Below are the records; collect from them each line containing the string "text".

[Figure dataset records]
====

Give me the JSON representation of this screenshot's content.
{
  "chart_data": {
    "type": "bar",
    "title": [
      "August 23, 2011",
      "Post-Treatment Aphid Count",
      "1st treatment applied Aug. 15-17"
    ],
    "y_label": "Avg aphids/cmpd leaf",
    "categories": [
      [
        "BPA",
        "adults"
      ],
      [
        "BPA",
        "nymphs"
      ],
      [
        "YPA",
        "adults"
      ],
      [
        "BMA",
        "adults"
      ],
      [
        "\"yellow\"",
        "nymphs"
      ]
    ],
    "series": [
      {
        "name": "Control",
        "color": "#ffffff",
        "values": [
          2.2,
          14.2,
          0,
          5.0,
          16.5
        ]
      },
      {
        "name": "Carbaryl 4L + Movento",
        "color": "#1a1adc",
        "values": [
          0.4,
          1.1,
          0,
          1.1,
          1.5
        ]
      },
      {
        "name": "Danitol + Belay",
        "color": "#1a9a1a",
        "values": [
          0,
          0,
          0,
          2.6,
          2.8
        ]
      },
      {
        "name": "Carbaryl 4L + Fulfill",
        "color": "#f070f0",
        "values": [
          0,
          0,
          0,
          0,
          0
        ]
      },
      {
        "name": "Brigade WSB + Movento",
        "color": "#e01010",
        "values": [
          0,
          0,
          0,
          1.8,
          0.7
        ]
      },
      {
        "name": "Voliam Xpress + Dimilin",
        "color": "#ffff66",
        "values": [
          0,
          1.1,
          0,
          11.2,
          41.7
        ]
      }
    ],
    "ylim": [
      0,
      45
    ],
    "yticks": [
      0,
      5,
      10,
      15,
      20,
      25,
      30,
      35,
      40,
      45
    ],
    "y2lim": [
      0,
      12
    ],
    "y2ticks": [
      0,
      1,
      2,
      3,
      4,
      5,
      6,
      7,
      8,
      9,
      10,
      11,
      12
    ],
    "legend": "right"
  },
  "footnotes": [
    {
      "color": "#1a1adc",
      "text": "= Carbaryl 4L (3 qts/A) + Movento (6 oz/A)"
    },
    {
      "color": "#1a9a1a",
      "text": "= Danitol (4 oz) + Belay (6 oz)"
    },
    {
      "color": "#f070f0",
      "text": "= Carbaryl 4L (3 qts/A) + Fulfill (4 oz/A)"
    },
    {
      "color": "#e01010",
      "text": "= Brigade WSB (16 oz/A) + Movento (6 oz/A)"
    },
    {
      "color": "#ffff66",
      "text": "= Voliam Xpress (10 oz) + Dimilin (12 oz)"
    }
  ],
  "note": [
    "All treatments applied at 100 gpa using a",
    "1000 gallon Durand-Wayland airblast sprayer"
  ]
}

====

REPLY TO THE TASK =
      "text": "= Carbaryl 4L (3 qts/A) + Movento (6 oz/A)"
      "text": "= Danitol (4 oz) + Belay (6 oz)"
      "text": "= Carbaryl 4L (3 qts/A) + Fulfill (4 oz/A)"
      "text": "= Brigade WSB (16 oz/A) + Movento (6 oz/A)"
      "text": "= Voliam Xpress (10 oz) + Dimilin (12 oz)"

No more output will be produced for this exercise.